──────── Entries ────────
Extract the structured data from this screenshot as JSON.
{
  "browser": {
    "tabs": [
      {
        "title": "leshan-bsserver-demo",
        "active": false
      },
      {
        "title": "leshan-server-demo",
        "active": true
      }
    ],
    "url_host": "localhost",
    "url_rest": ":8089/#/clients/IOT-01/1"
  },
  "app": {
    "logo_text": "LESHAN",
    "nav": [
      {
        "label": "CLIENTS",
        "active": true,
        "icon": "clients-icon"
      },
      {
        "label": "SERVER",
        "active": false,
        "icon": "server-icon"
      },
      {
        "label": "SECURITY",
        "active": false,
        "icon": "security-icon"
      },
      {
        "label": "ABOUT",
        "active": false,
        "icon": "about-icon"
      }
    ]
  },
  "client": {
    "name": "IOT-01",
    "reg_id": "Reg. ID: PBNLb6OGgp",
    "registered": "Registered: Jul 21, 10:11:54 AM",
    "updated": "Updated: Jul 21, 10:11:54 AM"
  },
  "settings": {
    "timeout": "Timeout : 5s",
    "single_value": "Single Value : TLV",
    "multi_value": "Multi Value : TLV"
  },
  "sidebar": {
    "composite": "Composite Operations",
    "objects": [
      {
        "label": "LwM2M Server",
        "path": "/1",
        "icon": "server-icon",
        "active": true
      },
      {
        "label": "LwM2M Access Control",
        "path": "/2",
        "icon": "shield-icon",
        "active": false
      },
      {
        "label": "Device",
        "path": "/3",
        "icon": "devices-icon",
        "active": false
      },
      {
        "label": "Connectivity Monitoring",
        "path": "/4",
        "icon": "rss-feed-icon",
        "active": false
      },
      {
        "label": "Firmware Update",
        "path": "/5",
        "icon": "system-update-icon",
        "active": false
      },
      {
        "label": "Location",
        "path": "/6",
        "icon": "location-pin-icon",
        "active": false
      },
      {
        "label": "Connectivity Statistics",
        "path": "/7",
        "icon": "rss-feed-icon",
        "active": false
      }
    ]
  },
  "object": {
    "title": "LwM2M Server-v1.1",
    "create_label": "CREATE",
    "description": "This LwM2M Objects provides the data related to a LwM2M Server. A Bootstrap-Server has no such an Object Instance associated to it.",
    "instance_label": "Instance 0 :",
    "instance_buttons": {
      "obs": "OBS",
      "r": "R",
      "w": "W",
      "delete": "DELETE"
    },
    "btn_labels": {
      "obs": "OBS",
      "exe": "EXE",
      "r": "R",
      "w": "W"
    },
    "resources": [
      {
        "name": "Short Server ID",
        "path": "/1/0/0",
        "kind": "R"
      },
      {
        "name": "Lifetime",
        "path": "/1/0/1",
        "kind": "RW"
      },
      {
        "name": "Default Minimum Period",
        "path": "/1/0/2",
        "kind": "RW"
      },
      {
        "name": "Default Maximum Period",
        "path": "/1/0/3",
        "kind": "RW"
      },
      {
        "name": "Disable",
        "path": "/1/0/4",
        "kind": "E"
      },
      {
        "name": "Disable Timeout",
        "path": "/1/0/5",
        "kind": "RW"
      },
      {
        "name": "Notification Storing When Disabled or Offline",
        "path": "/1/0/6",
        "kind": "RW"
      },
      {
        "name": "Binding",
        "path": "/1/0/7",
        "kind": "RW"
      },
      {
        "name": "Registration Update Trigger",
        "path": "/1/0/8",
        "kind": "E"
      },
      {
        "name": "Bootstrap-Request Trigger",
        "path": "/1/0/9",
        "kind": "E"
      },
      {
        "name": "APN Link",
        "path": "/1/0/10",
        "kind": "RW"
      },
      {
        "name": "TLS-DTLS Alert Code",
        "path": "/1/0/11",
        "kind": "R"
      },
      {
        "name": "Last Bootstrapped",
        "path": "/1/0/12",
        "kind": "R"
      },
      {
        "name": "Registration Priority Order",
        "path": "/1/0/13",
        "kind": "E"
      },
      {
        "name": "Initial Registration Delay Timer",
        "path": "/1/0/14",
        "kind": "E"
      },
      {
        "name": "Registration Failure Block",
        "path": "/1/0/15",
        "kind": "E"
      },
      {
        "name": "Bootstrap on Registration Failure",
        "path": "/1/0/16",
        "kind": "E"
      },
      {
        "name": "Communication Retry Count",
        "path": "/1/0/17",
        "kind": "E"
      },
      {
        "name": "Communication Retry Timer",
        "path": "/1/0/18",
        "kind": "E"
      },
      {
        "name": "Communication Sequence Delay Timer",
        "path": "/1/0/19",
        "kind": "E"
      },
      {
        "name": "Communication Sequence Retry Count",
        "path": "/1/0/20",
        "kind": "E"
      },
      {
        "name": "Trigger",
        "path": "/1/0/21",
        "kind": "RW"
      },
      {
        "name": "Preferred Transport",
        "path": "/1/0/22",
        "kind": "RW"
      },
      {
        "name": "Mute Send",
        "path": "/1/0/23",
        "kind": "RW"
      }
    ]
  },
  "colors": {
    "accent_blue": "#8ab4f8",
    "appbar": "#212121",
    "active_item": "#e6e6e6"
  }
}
────────
Please set down all the data word for word.

Extract the structured data from this screenshot as JSON.
{
  "browser": {
    "tabs": [
      {
        "title": "leshan-bsserver-demo",
        "active": false
      },
      {
        "title": "leshan-server-demo",
        "active": true
      }
    ],
    "url_host": "localhost",
    "url_rest": ":8089/#/clients/IOT-01/1"
  },
  "app": {
    "logo_text": "LESHAN",
    "nav": [
      {
        "label": "CLIENTS",
        "active": true,
        "icon": "clients-icon"
      },
      {
        "label": "SERVER",
        "active": false,
        "icon": "server-icon"
      },
      {
        "label": "SECURITY",
        "active": false,
        "icon": "security-icon"
      },
      {
        "label": "ABOUT",
        "active": false,
        "icon": "about-icon"
      }
    ]
  },
  "client": {
    "name": "IOT-01",
    "reg_id": "Reg. ID: PBNLb6OGgp",
    "registered": "Registered: Jul 21, 10:11:54 AM",
    "updated": "Updated: Jul 21, 10:11:54 AM"
  },
  "settings": {
    "timeout": "Timeout : 5s",
    "single_value": "Single Value : TLV",
    "multi_value": "Multi Value : TLV"
  },
  "sidebar": {
    "composite": "Composite Operations",
    "objects": [
      {
        "label": "LwM2M Server",
        "path": "/1",
        "icon": "server-icon",
        "active": true
      },
      {
        "label": "LwM2M Access Control",
        "path": "/2",
        "icon": "shield-icon",
        "active": false
      },
      {
        "label": "Device",
        "path": "/3",
        "icon": "devices-icon",
        "active": false
      },
      {
        "label": "Connectivity Monitoring",
        "path": "/4",
        "icon": "rss-feed-icon",
        "active": false
      },
      {
        "label": "Firmware Update",
        "path": "/5",
        "icon": "system-update-icon",
        "active": false
      },
      {
        "label": "Location",
        "path": "/6",
        "icon": "location-pin-icon",
        "active": false
      },
      {
        "label": "Connectivity Statistics",
        "path": "/7",
        "icon": "rss-feed-icon",
        "active": false
      }
    ]
  },
  "object": {
    "title": "LwM2M Server-v1.1",
    "create_label": "CREATE",
    "description": "This LwM2M Objects provides the data related to a LwM2M Server. A Bootstrap-Server has no such an Object Instance associated to it.",
    "instance_label": "Instance 0 :",
    "instance_buttons": {
      "obs": "OBS",
      "r": "R",
      "w": "W",
      "delete": "DELETE"
    },
    "btn_labels": {
      "obs": "OBS",
      "exe": "EXE",
      "r": "R",
      "w": "W"
    },
    "resources": [
      {
        "name": "Short Server ID",
        "path": "/1/0/0",
        "kind": "R"
      },
      {
        "name": "Lifetime",
        "path": "/1/0/1",
        "kind": "RW"
      },
      {
        "name": "Default Minimum Period",
        "path": "/1/0/2",
        "kind": "RW"
      },
      {
        "name": "Default Maximum Period",
        "path": "/1/0/3",
        "kind": "RW"
      },
      {
        "name": "Disable",
        "path": "/1/0/4",
        "kind": "E"
      },
      {
        "name": "Disable Timeout",
        "path": "/1/0/5",
        "kind": "RW"
      },
      {
        "name": "Notification Storing When Disabled or Offline",
        "path": "/1/0/6",
        "kind": "RW"
      },
      {
        "name": "Binding",
        "path": "/1/0/7",
        "kind": "RW"
      },
      {
        "name": "Registration Update Trigger",
        "path": "/1/0/8",
        "kind": "E"
      },
      {
        "name": "Bootstrap-Request Trigger",
        "path": "/1/0/9",
        "kind": "E"
      },
      {
        "name": "APN Link",
        "path": "/1/0/10",
        "kind": "RW"
      },
      {
        "name": "TLS-DTLS Alert Code",
        "path": "/1/0/11",
        "kind": "R"
      },
      {
        "name": "Last Bootstrapped",
        "path": "/1/0/12",
        "kind": "R"
      },
      {
        "name": "Registration Priority Order",
        "path": "/1/0/13",
        "kind": "E"
      },
      {
        "name": "Initial Registration Delay Timer",
        "path": "/1/0/14",
        "kind": "E"
      },
      {
        "name": "Registration Failure Block",
        "path": "/1/0/15",
        "kind": "E"
      },
      {
        "name": "Bootstrap on Registration Failure",
        "path": "/1/0/16",
        "kind": "E"
      },
      {
        "name": "Communication Retry Count",
        "path": "/1/0/17",
        "kind": "E"
      },
      {
        "name": "Communication Retry Timer",
        "path": "/1/0/18",
        "kind": "E"
      },
      {
        "name": "Communication Sequence Delay Timer",
        "path": "/1/0/19",
        "kind": "E"
      },
      {
        "name": "Communication Sequence Retry Count",
        "path": "/1/0/20",
        "kind": "E"
      },
      {
        "name": "Trigger",
        "path": "/1/0/21",
        "kind": "RW"
      },
      {
        "name": "Preferred Transport",
        "path": "/1/0/22",
        "kind": "RW"
      },
      {
        "name": "Mute Send",
        "path": "/1/0/23",
        "kind": "RW"
      }
    ]
  },
  "colors": {
    "accent_blue": "#8ab4f8",
    "appbar": "#212121",
    "active_item": "#e6e6e6"
  }
}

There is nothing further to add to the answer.